▶ [EXERCISE TASKS]:
1. Write out the passage of the colGxE documentation starting at "Performs a genotypic" and ending at "unstructured = FALSE.".
2. According to the colGxE documentation, why does the two-step procedure increase computing time instead of reducing it? Answer in one to three sentences.

▶ [SELECTED PASSAGE]:
___

Performs a genotypic TDT for gene-environment interactions for each SNP represented by a column of a matrix in genotype format and a binary environmental factor. If alpha1 is set to a value smaller than 1, then the two-step procedure of Gauderman et al. (2010) will be used to first select all SNPs showing a p-value smaller than alpha1 in a logistic regression of the environmental factor against the sums of the codings for the parents' genotypes at the respective SNP. In the second step, the genotypic TDT is then applied to the selected SNPs.

If unstructured = TRUE, all fully parameterized model is considered and a likelihood ratio test is performed.

While colGxE computes the p-values based on asymptotic ChiSquare-distributions, colGxEPerms can be used to determine permutation-based p-values for the basic genotypic TDT (i.e. for colGxE using alpha = 1 and unstructured = FALSE.

Usage

colGxE(mat.snp, env, model = c("additive", "dominant", "recessive"), alpha1 = 1, size = 50, addGandE = TRUE, whichLRT = c("both", "2df", "1df", "none"), add2df = TRUE, addCov = FALSE, famid = NULL, unstructured = FALSE) colGxEPerms(mat.snp, env, model = c("additive", "dominant", "recessive"), B = 10000, size = 20, addPerms = TRUE, famid = NULL, rand = NA)

Arguments

mat.snp
a numeric matrix in which each column represents a SNP. Each column must be a numeric vector of length $3 * t$ representing a SNP genotyped at $t$ trios. Each of the $t$ blocks must consist of the genotypes of father, mother, and offspring (in this order). The genotypes must be coded by 0, 1, and 2. Missing values are allowed and need to be coded by NA. This matrix might be generated from a ped-file by, e.g., employing ped2geno.
env
a vector of length $t$ (see mat.snp) containing for each offspring the value of a binary environmental variable, which must take the values 0 and 1.
model
type of model that should be fitted. Abbreviations are allowed. Thus, e.g., model = "dom" will fit a dominant model, and model = "r" an recessive model.
alpha1
a numeric value between 0 and 1 (excluding 0). If alpha1 = 1, all SNPs will be tested with a genotypic TDT. Otherwise, the two-step procedure of Gauderman et al. (2010) will be used to select all SNPs showing a p-value smaller than or equal to alpha1 in a logistic regression in which the environmental factor is used as response and the sums over the codings for the genotypes of the parents are employed as predictor. The genotypic TDT will then be applied to the selected SNPs. Since a logistic regression is employed in the first step, which requires a numerical determination of the parameter estimates, the two-step procedure will not lead to a reduction in computing time, but will increase the computing time.

___

▶ [RECORD SET]:
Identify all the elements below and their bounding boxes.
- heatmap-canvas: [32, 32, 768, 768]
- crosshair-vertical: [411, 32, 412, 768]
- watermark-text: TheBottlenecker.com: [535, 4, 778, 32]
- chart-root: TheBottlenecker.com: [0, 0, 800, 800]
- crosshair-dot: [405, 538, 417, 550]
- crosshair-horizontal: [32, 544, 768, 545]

___

▶ [OUTPUTS BY TASK]:
1.
Performs a genotypic TDT for gene-environment interactions for each SNP represented by a column of a matrix in genotype format and a binary environmental factor. If alpha1 is set to a value smaller than 1, then the two-step procedure of Gauderman et al. (2010) will be used to first select all SNPs showing a p-value smaller than alpha1 in a logistic regression of the environmental factor against the sums of the codings for the parents' genotypes at the respective SNP. In the second step, the genotypic TDT is then applied to the selected SNPs.

If unstructured = TRUE, all fully parameterized model is considered and a likelihood ratio test is performed.

While colGxE computes the p-values based on asymptotic ChiSquare-distributions, colGxEPerms can be used to determine permutation-based p-values for the basic genotypic TDT (i.e. for colGxE using alpha = 1 and unstructured = FALSE.

2. The first step uses a logistic regression, which requires a numerical determination of the parameter estimates. Because of this, the two-step procedure increases the computing time instead of reducing it.